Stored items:
^^^^

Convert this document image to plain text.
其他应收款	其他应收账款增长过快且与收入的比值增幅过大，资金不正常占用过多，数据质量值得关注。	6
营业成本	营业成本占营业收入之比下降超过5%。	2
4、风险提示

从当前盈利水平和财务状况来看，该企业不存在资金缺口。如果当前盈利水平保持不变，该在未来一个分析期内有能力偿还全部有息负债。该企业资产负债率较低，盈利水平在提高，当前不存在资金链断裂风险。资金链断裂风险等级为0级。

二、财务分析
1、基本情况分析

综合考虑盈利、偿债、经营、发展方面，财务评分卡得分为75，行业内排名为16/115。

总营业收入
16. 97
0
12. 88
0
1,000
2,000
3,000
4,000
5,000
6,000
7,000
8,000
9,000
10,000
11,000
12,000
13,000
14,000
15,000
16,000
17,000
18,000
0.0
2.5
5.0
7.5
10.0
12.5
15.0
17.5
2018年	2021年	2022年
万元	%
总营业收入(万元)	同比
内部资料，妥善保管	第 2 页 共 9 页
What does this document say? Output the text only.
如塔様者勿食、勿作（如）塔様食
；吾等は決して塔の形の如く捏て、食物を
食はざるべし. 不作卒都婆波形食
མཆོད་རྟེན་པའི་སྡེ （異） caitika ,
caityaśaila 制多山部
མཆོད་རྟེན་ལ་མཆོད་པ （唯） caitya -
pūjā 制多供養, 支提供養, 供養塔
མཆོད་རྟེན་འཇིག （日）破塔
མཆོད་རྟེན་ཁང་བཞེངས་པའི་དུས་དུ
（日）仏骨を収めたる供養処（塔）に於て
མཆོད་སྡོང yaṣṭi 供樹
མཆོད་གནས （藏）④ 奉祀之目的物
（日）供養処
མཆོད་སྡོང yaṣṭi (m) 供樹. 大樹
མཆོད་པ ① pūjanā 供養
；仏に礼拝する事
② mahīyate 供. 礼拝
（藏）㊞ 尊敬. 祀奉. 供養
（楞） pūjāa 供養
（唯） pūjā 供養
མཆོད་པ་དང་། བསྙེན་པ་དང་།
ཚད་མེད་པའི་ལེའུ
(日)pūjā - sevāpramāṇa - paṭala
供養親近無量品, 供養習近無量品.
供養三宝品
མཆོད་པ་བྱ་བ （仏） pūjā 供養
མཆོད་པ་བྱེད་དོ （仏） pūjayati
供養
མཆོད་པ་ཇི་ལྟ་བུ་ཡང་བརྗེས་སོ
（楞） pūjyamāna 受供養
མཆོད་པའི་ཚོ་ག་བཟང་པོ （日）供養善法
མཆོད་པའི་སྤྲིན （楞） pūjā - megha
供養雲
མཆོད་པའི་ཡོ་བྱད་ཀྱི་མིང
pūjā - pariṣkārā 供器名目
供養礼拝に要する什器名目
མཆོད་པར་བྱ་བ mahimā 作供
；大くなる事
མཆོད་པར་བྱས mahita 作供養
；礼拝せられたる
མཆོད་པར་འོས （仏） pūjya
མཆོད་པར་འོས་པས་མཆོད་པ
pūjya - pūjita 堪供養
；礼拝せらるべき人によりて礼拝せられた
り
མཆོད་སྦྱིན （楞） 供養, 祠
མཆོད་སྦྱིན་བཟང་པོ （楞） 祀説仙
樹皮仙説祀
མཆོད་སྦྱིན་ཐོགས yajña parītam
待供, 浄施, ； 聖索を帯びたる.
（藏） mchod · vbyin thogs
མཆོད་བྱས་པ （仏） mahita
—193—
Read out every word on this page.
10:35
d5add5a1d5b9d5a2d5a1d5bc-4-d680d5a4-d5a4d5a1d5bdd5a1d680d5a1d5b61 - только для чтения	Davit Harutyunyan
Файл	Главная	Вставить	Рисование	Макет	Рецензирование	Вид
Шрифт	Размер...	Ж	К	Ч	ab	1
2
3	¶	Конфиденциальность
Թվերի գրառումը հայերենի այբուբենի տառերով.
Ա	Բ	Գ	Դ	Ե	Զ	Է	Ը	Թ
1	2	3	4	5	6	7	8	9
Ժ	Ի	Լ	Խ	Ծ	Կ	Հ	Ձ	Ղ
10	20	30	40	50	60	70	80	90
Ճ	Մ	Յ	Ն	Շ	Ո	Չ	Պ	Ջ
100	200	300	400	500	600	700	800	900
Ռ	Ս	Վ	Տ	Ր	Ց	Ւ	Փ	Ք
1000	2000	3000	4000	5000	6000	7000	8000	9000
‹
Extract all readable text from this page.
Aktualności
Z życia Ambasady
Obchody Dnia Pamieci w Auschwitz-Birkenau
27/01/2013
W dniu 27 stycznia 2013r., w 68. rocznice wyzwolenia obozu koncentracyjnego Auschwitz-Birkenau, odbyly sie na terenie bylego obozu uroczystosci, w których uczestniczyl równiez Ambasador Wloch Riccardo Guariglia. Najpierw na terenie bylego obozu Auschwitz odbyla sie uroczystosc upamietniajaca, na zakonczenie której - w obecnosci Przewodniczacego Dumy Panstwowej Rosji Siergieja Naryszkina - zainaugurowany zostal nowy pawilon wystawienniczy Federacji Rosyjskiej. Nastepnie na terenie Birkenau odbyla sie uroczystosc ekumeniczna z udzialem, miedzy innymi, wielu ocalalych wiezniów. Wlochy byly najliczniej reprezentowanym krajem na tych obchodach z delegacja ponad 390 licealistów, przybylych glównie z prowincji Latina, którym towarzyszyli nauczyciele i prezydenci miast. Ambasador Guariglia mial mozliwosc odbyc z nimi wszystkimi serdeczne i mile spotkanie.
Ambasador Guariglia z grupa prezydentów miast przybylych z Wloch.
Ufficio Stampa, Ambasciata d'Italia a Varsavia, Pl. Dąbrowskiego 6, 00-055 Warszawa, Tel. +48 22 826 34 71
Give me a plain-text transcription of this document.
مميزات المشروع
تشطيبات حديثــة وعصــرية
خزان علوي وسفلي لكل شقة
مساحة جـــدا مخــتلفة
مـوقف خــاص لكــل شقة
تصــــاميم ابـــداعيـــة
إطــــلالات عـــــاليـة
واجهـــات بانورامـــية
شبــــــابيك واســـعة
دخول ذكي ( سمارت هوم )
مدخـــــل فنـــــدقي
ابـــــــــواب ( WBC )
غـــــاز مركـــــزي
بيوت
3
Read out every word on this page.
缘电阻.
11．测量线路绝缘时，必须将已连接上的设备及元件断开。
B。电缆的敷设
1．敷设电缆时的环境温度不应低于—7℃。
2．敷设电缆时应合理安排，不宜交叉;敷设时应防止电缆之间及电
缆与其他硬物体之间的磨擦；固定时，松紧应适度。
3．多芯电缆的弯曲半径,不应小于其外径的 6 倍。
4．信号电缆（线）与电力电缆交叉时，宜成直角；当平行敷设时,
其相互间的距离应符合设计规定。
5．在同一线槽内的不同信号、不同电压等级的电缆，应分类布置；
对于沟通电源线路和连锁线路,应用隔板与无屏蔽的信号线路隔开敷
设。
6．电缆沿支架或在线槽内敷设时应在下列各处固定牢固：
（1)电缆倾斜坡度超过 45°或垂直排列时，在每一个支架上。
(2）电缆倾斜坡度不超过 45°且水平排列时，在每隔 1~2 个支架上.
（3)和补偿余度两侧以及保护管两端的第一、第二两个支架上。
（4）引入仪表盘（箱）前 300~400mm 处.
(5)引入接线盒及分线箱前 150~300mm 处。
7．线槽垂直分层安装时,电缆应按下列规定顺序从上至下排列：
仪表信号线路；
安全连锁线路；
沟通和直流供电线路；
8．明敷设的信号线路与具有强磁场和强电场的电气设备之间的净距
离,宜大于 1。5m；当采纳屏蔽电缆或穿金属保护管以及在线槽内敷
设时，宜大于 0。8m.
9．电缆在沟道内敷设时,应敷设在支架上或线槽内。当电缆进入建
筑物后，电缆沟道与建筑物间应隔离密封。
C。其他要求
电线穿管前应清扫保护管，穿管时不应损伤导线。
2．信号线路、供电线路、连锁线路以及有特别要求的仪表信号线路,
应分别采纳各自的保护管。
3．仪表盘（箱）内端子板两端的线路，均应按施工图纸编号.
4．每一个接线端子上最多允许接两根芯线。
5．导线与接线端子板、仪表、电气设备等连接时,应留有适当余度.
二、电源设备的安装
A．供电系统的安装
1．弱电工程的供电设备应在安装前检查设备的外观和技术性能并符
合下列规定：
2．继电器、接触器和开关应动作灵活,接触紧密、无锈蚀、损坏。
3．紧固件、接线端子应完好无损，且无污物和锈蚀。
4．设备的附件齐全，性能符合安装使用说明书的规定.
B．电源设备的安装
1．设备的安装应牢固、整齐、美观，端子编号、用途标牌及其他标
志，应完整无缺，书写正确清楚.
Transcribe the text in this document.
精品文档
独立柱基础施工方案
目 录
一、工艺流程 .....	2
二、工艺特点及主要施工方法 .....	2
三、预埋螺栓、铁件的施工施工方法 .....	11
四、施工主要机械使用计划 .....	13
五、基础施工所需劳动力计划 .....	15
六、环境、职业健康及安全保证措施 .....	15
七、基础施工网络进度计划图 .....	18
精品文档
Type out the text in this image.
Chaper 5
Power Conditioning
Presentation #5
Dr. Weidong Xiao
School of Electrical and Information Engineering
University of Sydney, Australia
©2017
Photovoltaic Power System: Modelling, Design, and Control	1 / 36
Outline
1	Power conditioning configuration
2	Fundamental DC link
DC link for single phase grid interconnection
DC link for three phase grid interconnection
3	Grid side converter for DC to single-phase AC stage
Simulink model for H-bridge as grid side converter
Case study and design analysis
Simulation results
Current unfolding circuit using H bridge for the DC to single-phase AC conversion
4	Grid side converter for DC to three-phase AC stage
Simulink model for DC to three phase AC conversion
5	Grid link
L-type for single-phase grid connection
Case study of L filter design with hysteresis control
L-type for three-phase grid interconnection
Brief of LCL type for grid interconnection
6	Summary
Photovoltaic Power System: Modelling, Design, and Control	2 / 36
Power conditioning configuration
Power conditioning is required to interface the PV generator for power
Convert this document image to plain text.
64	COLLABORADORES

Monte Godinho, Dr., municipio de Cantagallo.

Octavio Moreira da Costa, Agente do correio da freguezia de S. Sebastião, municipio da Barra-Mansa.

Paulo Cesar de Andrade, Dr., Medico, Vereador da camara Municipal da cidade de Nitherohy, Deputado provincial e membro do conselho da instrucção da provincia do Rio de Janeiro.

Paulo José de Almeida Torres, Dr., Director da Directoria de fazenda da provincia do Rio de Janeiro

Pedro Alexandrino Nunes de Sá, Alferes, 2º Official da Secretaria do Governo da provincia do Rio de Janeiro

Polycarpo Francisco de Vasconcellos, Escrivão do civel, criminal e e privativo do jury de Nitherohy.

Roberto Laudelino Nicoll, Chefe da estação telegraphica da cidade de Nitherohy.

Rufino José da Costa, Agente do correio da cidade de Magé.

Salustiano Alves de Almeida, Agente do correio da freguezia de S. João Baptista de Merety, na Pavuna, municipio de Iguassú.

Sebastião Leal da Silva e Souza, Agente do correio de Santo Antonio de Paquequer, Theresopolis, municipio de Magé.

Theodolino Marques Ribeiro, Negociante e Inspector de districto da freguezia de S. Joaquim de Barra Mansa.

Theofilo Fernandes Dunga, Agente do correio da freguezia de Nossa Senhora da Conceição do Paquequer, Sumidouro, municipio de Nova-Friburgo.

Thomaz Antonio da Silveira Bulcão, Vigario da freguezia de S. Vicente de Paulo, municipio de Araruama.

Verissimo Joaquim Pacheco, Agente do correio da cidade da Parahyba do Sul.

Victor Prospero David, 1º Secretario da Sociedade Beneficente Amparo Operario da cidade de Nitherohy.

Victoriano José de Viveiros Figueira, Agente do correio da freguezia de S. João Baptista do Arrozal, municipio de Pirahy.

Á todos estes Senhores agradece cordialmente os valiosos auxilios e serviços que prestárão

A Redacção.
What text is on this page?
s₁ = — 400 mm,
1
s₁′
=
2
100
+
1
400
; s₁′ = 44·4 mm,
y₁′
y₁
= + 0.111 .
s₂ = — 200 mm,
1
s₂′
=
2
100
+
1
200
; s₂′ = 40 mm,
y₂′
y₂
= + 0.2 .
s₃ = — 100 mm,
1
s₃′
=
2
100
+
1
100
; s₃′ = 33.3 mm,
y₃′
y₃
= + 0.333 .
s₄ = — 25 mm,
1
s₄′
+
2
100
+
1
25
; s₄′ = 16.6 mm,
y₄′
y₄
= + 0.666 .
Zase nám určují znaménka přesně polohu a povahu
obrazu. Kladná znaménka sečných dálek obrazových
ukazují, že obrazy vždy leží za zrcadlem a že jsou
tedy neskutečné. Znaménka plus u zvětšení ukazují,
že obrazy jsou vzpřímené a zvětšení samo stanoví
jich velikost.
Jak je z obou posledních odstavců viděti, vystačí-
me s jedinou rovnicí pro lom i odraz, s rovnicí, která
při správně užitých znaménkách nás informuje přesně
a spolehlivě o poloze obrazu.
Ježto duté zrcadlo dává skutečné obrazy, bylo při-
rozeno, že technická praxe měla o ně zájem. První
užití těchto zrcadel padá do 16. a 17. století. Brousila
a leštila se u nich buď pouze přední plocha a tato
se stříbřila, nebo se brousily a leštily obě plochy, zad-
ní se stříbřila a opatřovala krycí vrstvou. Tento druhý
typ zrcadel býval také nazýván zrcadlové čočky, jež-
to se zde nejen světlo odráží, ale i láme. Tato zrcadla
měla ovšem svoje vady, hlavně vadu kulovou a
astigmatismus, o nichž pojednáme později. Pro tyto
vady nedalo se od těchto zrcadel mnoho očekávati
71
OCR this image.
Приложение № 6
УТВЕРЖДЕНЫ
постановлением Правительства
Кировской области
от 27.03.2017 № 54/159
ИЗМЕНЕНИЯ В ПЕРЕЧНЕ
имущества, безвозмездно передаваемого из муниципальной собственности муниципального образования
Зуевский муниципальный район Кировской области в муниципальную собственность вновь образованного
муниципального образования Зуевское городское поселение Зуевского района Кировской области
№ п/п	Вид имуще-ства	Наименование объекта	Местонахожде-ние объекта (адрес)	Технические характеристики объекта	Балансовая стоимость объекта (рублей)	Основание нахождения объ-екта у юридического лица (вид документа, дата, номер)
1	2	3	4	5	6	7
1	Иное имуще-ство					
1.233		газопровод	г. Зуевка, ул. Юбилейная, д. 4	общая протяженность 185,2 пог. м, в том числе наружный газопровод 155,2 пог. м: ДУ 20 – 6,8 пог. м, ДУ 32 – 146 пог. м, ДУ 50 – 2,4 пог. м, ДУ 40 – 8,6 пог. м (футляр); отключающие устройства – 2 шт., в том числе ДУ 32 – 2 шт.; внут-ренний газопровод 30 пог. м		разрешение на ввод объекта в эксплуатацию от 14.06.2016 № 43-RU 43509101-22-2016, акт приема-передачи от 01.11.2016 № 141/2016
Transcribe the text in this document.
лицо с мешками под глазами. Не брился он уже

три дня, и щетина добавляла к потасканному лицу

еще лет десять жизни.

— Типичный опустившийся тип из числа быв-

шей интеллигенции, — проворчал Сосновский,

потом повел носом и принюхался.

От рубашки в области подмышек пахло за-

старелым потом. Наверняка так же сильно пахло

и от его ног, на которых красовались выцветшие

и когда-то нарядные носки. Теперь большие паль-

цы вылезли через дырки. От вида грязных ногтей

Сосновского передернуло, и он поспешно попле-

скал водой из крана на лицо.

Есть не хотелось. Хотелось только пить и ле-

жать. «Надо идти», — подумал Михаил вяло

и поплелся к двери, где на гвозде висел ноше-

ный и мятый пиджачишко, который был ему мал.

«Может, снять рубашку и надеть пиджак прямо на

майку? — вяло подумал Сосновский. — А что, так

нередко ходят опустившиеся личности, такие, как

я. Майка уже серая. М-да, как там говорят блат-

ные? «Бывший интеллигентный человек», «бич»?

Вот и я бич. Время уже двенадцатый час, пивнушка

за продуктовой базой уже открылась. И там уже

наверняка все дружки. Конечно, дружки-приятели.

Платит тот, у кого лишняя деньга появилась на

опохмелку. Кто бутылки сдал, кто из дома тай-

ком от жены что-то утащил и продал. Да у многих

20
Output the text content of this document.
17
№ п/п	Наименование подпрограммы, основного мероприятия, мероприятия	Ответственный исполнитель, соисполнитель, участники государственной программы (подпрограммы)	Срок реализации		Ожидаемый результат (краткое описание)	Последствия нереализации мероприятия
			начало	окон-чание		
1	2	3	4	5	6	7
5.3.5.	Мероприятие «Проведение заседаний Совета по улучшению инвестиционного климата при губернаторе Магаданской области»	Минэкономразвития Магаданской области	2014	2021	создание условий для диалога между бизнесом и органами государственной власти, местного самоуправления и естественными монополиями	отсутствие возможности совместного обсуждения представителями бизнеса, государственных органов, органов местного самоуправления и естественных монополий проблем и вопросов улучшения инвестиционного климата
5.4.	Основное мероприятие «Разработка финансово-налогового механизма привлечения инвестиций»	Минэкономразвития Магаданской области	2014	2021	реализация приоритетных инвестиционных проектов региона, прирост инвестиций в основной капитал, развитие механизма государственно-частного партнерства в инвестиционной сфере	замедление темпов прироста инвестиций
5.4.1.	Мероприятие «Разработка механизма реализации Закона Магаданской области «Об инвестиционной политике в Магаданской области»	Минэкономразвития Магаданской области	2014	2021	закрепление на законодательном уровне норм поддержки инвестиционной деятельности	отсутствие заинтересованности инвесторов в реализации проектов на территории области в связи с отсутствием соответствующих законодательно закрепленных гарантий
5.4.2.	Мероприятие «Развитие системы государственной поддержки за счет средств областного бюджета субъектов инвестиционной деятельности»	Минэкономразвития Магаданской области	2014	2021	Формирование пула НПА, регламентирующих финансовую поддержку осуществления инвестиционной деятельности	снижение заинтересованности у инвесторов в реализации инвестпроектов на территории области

^^^^

▶ [Problem description]: Repeat word for word each line from the one with "Output the text content of this document." to the end of the records above, inclusive.

▶ [Problem solution]:
Output the text content of this document.
17
№ п/п	Наименование подпрограммы, основного мероприятия, мероприятия	Ответственный исполнитель, соисполнитель, участники государственной программы (подпрограммы)	Срок реализации		Ожидаемый результат (краткое описание)	Последствия нереализации мероприятия
			начало	окон-чание		
1	2	3	4	5	6	7
5.3.5.	Мероприятие «Проведение заседаний Совета по улучшению инвестиционного климата при губернаторе Магаданской области»	Минэкономразвития Магаданской области	2014	2021	создание условий для диалога между бизнесом и органами государственной власти, местного самоуправления и естественными монополиями	отсутствие возможности совместного обсуждения представителями бизнеса, государственных органов, органов местного самоуправления и естественных монополий проблем и вопросов улучшения инвестиционного климата
5.4.	Основное мероприятие «Разработка финансово-налогового механизма привлечения инвестиций»	Минэкономразвития Магаданской области	2014	2021	реализация приоритетных инвестиционных проектов региона, прирост инвестиций в основной капитал, развитие механизма государственно-частного партнерства в инвестиционной сфере	замедление темпов прироста инвестиций
5.4.1.	Мероприятие «Разработка механизма реализации Закона Магаданской области «Об инвестиционной политике в Магаданской области»	Минэкономразвития Магаданской области	2014	2021	закрепление на законодательном уровне норм поддержки инвестиционной деятельности	отсутствие заинтересованности инвесторов в реализации проектов на территории области в связи с отсутствием соответствующих законодательно закрепленных гарантий
5.4.2.	Мероприятие «Развитие системы государственной поддержки за счет средств областного бюджета субъектов инвестиционной деятельности»	Минэкономразвития Магаданской области	2014	2021	Формирование пула НПА, регламентирующих финансовую поддержку осуществления инвестиционной деятельности	снижение заинтересованности у инвесторов в реализации инвестпроектов на территории области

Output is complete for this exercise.